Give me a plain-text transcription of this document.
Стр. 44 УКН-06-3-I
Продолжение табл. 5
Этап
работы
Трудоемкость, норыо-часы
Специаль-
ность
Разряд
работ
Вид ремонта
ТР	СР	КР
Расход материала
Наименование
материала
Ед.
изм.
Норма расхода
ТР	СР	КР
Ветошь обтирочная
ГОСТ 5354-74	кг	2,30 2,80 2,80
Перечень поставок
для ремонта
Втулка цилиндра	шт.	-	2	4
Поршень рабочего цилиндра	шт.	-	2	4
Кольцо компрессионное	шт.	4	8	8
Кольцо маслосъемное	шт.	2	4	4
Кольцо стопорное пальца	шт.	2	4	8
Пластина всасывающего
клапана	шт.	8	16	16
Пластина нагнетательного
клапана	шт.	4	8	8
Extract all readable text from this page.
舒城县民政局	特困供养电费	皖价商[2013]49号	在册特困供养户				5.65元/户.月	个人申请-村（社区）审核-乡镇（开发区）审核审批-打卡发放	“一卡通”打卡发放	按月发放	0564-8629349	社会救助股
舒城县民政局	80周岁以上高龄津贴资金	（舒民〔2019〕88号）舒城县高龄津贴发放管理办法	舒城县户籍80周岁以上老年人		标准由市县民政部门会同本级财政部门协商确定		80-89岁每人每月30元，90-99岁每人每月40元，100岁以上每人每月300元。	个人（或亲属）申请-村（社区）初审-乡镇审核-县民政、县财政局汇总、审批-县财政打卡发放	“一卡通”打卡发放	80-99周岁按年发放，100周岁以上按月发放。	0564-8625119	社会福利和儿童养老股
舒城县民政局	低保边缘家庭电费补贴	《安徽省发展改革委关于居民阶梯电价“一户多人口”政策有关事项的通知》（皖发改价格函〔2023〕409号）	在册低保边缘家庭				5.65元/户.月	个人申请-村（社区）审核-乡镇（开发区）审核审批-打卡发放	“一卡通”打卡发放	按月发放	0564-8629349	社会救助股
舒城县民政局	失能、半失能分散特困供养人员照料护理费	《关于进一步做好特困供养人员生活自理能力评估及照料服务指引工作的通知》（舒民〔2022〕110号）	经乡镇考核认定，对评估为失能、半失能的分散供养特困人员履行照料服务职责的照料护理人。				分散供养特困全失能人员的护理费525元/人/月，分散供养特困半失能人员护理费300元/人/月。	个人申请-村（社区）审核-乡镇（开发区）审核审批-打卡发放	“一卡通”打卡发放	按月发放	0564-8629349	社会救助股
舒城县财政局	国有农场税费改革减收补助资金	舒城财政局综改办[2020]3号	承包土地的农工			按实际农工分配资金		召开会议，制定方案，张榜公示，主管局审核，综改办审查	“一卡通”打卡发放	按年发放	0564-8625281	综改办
# # # # #
Goal → Please set down each line of the records exactly as given.

Full solution →
Give me a plain-text transcription of this document.
Стр. 44 УКН-06-3-I
Продолжение табл. 5
Этап
работы
Трудоемкость, норыо-часы
Специаль-
ность
Разряд
работ
Вид ремонта
ТР	СР	КР
Расход материала
Наименование
материала
Ед.
изм.
Норма расхода
ТР	СР	КР
Ветошь обтирочная
ГОСТ 5354-74	кг	2,30 2,80 2,80
Перечень поставок
для ремонта
Втулка цилиндра	шт.	-	2	4
Поршень рабочего цилиндра	шт.	-	2	4
Кольцо компрессионное	шт.	4	8	8
Кольцо маслосъемное	шт.	2	4	4
Кольцо стопорное пальца	шт.	2	4	8
Пластина всасывающего
клапана	шт.	8	16	16
Пластина нагнетательного
клапана	шт.	4	8	8
Extract all readable text from this page.
舒城县民政局	特困供养电费	皖价商[2013]49号	在册特困供养户				5.65元/户.月	个人申请-村（社区）审核-乡镇（开发区）审核审批-打卡发放	“一卡通”打卡发放	按月发放	0564-8629349	社会救助股
舒城县民政局	80周岁以上高龄津贴资金	（舒民〔2019〕88号）舒城县高龄津贴发放管理办法	舒城县户籍80周岁以上老年人		标准由市县民政部门会同本级财政部门协商确定		80-89岁每人每月30元，90-99岁每人每月40元，100岁以上每人每月300元。	个人（或亲属）申请-村（社区）初审-乡镇审核-县民政、县财政局汇总、审批-县财政打卡发放	“一卡通”打卡发放	80-99周岁按年发放，100周岁以上按月发放。	0564-8625119	社会福利和儿童养老股
舒城县民政局	低保边缘家庭电费补贴	《安徽省发展改革委关于居民阶梯电价“一户多人口”政策有关事项的通知》（皖发改价格函〔2023〕409号）	在册低保边缘家庭				5.65元/户.月	个人申请-村（社区）审核-乡镇（开发区）审核审批-打卡发放	“一卡通”打卡发放	按月发放	0564-8629349	社会救助股
舒城县民政局	失能、半失能分散特困供养人员照料护理费	《关于进一步做好特困供养人员生活自理能力评估及照料服务指引工作的通知》（舒民〔2022〕110号）	经乡镇考核认定，对评估为失能、半失能的分散供养特困人员履行照料服务职责的照料护理人。				分散供养特困全失能人员的护理费525元/人/月，分散供养特困半失能人员护理费300元/人/月。	个人申请-村（社区）审核-乡镇（开发区）审核审批-打卡发放	“一卡通”打卡发放	按月发放	0564-8629349	社会救助股
舒城县财政局	国有农场税费改革减收补助资金	舒城财政局综改办[2020]3号	承包土地的农工			按实际农工分配资金		召开会议，制定方案，张榜公示，主管局审核，综改办审查	“一卡通”打卡发放	按年发放	0564-8625281	综改办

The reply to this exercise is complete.